### WHAT YOU SHOULD DO
Each entry must be reproduced precisely as it stands.
## START
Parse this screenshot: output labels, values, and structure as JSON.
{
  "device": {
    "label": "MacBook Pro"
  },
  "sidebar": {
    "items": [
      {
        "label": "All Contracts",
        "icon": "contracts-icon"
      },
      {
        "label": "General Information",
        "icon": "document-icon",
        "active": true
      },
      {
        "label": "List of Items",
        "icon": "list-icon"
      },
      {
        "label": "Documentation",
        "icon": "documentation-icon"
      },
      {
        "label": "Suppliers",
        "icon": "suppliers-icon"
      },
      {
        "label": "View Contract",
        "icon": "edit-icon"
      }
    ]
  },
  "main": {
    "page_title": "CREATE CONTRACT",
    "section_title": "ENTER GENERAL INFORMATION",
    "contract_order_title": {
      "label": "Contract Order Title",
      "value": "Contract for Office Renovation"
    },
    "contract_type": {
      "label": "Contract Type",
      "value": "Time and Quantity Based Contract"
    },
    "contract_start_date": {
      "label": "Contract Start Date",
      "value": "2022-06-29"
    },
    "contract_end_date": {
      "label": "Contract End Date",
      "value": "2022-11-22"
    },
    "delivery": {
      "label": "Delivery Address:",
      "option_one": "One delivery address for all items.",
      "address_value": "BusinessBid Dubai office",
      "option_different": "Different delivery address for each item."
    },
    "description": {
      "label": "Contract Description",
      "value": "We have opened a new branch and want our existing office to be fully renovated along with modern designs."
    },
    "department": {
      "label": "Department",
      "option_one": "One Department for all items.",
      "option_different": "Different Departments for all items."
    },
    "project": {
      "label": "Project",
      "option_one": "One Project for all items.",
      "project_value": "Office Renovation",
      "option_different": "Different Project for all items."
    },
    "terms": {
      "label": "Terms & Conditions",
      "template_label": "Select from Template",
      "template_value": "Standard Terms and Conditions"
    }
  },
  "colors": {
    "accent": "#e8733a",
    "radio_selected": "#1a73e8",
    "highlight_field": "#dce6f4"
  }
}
## END
### ANSWER TO THIS EXERCISE
Parse this screenshot: output labels, values, and structure as JSON.
{
  "device": {
    "label": "MacBook Pro"
  },
  "sidebar": {
    "items": [
      {
        "label": "All Contracts",
        "icon": "contracts-icon"
      },
      {
        "label": "General Information",
        "icon": "document-icon",
        "active": true
      },
      {
        "label": "List of Items",
        "icon": "list-icon"
      },
      {
        "label": "Documentation",
        "icon": "documentation-icon"
      },
      {
        "label": "Suppliers",
        "icon": "suppliers-icon"
      },
      {
        "label": "View Contract",
        "icon": "edit-icon"
      }
    ]
  },
  "main": {
    "page_title": "CREATE CONTRACT",
    "section_title": "ENTER GENERAL INFORMATION",
    "contract_order_title": {
      "label": "Contract Order Title",
      "value": "Contract for Office Renovation"
    },
    "contract_type": {
      "label": "Contract Type",
      "value": "Time and Quantity Based Contract"
    },
    "contract_start_date": {
      "label": "Contract Start Date",
      "value": "2022-06-29"
    },
    "contract_end_date": {
      "label": "Contract End Date",
      "value": "2022-11-22"
    },
    "delivery": {
      "label": "Delivery Address:",
      "option_one": "One delivery address for all items.",
      "address_value": "BusinessBid Dubai office",
      "option_different": "Different delivery address for each item."
    },
    "description": {
      "label": "Contract Description",
      "value": "We have opened a new branch and want our existing office to be fully renovated along with modern designs."
    },
    "department": {
      "label": "Department",
      "option_one": "One Department for all items.",
      "option_different": "Different Departments for all items."
    },
    "project": {
      "label": "Project",
      "option_one": "One Project for all items.",
      "project_value": "Office Renovation",
      "option_different": "Different Project for all items."
    },
    "terms": {
      "label": "Terms & Conditions",
      "template_label": "Select from Template",
      "template_value": "Standard Terms and Conditions"
    }
  },
  "colors": {
    "accent": "#e8733a",
    "radio_selected": "#1a73e8",
    "highlight_field": "#dce6f4"
  }
}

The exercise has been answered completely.